Your objective: Using the records that follow, copy every line containing the word "경우에도".

Exercise materials:
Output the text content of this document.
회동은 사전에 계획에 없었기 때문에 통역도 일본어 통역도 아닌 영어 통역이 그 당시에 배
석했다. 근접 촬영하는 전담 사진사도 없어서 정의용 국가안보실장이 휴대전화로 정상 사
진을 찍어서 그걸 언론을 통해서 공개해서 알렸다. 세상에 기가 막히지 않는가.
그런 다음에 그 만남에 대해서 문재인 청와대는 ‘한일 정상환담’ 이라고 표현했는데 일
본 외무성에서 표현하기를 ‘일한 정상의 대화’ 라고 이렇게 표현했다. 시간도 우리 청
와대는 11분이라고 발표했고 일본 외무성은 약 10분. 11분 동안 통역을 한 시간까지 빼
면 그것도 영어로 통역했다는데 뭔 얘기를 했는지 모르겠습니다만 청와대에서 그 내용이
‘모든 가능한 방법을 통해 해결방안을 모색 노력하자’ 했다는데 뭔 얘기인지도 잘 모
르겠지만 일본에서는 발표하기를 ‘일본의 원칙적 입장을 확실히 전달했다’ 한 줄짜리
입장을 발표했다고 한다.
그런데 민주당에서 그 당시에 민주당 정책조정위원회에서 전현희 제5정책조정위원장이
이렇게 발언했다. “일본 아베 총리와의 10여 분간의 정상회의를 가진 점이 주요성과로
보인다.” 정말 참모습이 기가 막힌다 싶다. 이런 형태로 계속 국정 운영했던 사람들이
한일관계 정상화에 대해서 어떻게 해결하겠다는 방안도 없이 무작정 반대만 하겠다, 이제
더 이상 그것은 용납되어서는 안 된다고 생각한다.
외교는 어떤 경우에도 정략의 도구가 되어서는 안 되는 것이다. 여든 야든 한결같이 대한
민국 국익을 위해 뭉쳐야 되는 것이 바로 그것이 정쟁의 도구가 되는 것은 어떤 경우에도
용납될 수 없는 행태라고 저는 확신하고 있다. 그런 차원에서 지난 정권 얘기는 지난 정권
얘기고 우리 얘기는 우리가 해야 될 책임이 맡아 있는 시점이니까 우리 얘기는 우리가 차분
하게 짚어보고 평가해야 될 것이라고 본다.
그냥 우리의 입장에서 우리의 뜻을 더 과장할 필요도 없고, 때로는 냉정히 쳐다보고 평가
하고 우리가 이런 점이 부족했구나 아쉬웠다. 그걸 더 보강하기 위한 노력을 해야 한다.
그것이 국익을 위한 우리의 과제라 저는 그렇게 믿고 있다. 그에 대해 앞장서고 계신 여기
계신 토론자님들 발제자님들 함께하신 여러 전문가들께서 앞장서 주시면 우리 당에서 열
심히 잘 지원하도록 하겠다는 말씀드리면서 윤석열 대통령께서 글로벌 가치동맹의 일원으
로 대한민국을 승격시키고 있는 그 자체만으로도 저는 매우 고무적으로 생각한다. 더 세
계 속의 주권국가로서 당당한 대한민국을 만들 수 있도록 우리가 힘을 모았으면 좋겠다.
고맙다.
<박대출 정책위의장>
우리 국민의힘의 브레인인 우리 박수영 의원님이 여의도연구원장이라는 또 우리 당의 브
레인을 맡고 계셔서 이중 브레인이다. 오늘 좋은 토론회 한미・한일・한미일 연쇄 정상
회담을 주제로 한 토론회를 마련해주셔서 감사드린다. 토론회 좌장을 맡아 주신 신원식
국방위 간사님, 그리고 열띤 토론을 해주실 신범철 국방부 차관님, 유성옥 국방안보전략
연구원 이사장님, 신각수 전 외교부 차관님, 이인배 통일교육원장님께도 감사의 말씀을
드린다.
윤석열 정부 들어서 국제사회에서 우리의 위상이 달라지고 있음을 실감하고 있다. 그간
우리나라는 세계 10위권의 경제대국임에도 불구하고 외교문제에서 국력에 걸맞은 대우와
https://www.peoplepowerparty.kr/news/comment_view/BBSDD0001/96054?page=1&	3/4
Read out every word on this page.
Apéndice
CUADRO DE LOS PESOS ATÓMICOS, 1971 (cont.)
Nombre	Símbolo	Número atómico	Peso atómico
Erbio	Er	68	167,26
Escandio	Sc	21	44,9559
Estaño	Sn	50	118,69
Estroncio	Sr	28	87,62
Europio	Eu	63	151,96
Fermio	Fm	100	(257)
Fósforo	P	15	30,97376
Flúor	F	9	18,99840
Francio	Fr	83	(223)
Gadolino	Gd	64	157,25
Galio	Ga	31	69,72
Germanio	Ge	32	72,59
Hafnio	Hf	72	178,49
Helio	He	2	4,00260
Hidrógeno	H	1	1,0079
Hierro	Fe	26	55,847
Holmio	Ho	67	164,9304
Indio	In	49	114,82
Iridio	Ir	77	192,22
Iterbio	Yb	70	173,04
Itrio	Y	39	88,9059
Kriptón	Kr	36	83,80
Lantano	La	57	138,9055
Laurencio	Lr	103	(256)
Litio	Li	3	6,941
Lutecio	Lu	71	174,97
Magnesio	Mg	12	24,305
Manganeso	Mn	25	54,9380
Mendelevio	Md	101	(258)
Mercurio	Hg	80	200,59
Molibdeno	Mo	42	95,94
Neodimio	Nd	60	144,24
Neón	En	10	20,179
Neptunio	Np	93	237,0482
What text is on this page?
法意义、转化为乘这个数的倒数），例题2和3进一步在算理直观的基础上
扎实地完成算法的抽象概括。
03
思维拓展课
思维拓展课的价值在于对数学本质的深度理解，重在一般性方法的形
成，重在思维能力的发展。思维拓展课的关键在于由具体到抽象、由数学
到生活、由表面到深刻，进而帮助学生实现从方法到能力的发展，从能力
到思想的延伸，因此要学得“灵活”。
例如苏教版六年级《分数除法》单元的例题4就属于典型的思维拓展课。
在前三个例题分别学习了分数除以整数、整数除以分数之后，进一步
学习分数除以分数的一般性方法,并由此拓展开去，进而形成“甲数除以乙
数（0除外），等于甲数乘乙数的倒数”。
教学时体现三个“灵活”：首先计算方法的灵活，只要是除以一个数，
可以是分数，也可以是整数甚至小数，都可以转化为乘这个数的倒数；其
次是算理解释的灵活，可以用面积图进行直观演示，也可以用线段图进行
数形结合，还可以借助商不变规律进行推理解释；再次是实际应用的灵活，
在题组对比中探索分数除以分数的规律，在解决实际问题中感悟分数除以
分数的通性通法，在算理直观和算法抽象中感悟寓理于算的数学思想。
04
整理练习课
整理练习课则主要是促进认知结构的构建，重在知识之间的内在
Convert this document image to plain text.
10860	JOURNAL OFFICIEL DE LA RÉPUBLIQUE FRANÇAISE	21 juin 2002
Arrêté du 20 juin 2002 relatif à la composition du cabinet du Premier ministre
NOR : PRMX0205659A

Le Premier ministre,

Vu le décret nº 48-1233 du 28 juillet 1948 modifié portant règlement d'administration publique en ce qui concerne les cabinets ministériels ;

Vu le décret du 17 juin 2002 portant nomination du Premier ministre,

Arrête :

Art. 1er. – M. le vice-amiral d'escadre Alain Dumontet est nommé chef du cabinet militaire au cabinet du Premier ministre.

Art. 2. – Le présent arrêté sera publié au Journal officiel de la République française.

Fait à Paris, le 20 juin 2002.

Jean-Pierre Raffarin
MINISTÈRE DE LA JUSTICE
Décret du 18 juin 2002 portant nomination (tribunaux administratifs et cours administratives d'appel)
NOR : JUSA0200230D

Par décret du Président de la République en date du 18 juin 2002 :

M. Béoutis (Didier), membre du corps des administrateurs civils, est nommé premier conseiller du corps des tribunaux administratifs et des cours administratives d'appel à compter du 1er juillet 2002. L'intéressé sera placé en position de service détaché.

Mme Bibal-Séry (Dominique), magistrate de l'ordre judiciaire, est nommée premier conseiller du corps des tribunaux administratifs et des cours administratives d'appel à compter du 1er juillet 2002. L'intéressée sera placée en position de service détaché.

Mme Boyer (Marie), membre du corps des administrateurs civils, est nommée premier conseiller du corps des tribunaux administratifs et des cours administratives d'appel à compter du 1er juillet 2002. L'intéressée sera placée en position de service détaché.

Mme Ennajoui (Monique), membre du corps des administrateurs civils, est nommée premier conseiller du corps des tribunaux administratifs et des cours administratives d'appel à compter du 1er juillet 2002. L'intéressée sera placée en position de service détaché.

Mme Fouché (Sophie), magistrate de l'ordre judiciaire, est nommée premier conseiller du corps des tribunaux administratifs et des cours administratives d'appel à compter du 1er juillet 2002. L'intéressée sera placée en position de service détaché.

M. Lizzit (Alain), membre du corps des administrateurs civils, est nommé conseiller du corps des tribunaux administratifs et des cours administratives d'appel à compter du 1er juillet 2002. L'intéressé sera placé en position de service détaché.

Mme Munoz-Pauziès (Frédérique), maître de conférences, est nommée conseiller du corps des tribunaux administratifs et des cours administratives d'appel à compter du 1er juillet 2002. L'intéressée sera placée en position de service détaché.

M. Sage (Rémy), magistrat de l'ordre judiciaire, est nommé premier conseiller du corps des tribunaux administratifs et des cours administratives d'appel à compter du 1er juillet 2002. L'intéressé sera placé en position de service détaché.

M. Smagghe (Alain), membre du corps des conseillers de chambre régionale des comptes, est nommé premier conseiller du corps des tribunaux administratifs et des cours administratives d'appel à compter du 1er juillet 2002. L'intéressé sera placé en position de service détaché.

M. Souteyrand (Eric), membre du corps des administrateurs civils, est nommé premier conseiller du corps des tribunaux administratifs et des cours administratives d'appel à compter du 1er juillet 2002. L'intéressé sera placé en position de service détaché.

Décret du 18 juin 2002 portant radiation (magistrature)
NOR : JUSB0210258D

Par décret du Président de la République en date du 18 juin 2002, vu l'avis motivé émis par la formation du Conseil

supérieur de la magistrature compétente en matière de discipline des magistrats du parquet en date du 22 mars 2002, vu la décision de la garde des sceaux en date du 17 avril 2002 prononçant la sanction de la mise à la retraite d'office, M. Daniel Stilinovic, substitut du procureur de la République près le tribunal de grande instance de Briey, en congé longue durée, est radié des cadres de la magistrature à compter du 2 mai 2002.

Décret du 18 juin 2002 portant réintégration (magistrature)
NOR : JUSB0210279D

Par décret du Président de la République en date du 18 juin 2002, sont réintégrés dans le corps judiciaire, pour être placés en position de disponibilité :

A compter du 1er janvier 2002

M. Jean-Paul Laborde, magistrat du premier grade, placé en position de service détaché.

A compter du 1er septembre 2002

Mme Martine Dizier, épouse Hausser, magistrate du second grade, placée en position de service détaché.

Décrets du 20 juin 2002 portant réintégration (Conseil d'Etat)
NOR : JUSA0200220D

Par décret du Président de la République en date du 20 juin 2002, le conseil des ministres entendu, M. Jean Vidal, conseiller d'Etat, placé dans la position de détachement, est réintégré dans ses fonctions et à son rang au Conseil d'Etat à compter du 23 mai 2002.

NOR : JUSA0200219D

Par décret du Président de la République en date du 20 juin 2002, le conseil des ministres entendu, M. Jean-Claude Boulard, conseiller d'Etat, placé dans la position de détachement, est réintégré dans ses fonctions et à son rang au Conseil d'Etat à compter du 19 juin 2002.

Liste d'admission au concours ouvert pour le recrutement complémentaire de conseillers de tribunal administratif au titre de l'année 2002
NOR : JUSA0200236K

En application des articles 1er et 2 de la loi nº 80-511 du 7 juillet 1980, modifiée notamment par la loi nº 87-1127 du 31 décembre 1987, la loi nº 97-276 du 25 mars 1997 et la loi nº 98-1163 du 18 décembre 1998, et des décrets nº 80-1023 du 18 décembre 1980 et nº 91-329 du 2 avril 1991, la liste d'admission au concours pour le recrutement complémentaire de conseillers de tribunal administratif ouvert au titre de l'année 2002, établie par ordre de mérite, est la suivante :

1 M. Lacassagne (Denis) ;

Answer to this task:
외교는 어떤 경우에도 정략의 도구가 되어서는 안 되는 것이다. 여든 야든 한결같이 대한
민국 국익을 위해 뭉쳐야 되는 것이 바로 그것이 정쟁의 도구가 되는 것은 어떤 경우에도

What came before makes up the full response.